--- Begin TASK INPUT ---

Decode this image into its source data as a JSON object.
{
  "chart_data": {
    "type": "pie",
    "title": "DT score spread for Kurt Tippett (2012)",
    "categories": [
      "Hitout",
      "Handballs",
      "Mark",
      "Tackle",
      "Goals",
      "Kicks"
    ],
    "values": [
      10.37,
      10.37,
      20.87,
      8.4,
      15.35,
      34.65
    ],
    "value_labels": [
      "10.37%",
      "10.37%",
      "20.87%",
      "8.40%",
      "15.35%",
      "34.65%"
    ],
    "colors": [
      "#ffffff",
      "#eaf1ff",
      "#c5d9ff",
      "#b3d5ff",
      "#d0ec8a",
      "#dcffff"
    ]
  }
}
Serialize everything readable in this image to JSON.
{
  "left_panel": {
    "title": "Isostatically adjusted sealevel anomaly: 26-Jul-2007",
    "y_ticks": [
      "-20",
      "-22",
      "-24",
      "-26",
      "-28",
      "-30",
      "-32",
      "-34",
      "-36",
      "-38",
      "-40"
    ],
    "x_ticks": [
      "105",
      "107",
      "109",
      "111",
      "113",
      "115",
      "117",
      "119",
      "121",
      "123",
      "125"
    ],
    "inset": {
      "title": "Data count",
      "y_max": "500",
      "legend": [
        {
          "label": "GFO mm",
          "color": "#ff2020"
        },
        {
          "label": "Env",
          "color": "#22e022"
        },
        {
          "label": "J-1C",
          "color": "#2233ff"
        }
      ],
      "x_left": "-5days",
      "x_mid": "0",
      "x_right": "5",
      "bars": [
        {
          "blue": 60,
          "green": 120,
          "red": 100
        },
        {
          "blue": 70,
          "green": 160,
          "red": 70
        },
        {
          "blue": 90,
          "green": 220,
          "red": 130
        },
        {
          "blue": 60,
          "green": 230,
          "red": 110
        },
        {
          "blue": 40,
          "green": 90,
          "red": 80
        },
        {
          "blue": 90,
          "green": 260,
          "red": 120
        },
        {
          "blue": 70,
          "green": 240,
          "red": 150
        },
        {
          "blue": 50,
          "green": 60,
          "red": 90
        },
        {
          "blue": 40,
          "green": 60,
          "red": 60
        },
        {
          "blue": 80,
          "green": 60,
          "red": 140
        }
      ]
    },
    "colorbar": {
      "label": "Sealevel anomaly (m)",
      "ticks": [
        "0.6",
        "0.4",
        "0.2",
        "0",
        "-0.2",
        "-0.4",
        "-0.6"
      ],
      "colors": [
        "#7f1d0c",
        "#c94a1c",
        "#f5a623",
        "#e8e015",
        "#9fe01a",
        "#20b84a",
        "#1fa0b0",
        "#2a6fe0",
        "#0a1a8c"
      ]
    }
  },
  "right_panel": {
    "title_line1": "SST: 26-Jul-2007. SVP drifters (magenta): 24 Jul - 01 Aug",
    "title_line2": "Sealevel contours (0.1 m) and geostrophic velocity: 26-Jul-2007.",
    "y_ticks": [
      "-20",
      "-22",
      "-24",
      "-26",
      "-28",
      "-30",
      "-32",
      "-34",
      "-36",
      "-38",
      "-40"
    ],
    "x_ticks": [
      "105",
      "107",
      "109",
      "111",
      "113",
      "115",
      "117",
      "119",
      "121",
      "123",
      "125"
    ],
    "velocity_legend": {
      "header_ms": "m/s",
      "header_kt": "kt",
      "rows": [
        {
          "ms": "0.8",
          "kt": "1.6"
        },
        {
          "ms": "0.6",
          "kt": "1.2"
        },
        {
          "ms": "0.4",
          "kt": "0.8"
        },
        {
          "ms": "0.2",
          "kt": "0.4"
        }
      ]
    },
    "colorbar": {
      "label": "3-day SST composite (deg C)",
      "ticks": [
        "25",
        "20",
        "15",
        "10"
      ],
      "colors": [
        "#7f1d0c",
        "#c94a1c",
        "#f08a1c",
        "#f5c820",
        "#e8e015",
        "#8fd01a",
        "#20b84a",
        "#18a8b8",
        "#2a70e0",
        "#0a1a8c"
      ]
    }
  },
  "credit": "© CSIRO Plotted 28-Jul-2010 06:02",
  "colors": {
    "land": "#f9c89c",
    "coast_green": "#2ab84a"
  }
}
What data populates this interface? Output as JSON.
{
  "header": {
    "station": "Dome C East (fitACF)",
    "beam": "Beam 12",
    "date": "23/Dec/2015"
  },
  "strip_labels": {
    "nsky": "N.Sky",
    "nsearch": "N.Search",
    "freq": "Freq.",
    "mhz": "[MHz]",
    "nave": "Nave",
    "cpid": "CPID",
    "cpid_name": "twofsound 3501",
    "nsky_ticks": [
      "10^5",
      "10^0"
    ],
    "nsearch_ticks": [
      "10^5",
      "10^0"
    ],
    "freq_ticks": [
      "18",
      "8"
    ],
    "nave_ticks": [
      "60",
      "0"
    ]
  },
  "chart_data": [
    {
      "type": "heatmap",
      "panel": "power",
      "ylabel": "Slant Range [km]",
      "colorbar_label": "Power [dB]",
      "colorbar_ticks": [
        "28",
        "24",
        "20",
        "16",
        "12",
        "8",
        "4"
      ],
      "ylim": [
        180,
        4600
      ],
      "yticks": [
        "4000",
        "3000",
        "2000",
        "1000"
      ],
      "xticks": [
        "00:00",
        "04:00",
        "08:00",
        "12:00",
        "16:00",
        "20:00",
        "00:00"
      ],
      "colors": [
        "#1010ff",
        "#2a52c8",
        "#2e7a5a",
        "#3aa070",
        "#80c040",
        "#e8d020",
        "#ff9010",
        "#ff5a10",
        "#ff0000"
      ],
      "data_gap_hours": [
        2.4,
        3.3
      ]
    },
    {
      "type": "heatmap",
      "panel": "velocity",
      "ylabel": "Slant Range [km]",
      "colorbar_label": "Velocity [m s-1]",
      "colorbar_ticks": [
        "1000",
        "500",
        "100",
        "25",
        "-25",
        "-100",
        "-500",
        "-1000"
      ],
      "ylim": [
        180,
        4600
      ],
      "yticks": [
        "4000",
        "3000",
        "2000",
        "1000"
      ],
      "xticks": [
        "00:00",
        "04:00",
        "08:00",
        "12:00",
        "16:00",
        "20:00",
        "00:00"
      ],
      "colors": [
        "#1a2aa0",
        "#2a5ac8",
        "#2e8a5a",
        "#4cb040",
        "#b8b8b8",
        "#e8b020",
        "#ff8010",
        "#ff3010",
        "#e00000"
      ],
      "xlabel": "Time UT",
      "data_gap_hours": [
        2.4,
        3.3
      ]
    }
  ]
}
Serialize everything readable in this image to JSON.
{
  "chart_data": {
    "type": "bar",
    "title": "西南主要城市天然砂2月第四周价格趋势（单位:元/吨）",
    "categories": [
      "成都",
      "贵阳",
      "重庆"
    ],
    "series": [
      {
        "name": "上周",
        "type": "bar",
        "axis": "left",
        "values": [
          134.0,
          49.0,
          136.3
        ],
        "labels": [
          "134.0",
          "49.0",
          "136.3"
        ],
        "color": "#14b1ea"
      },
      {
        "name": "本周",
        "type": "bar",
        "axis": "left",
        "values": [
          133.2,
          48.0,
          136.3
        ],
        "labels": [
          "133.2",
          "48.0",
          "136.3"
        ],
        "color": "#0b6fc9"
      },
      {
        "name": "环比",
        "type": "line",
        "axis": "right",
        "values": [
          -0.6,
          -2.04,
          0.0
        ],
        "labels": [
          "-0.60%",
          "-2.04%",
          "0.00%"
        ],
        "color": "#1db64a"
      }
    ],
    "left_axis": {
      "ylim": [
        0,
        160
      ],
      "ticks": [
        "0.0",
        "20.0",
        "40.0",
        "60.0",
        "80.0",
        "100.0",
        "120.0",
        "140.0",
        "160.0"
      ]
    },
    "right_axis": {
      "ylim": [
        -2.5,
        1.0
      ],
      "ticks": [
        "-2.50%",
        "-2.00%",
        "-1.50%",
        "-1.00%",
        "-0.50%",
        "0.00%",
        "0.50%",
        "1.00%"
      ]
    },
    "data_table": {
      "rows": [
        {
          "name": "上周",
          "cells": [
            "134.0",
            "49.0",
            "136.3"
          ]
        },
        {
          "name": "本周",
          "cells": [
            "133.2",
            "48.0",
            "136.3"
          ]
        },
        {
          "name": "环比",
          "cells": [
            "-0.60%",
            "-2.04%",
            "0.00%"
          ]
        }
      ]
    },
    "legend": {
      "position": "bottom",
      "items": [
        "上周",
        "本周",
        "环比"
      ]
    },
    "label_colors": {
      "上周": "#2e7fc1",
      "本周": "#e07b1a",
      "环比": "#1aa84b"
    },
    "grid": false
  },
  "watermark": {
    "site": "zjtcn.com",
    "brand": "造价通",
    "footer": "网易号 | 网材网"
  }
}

--- End TASK INPUT ---

## EXERCISE BRIEF
Select from the material above each line in which the string "this" appears, and list those lines.

## REPLY TO THE TASK
Decode this image into its source data as a JSON object.
Serialize everything readable in this image to JSON.
What data populates this interface? Output as JSON.
Serialize everything readable in this image to JSON.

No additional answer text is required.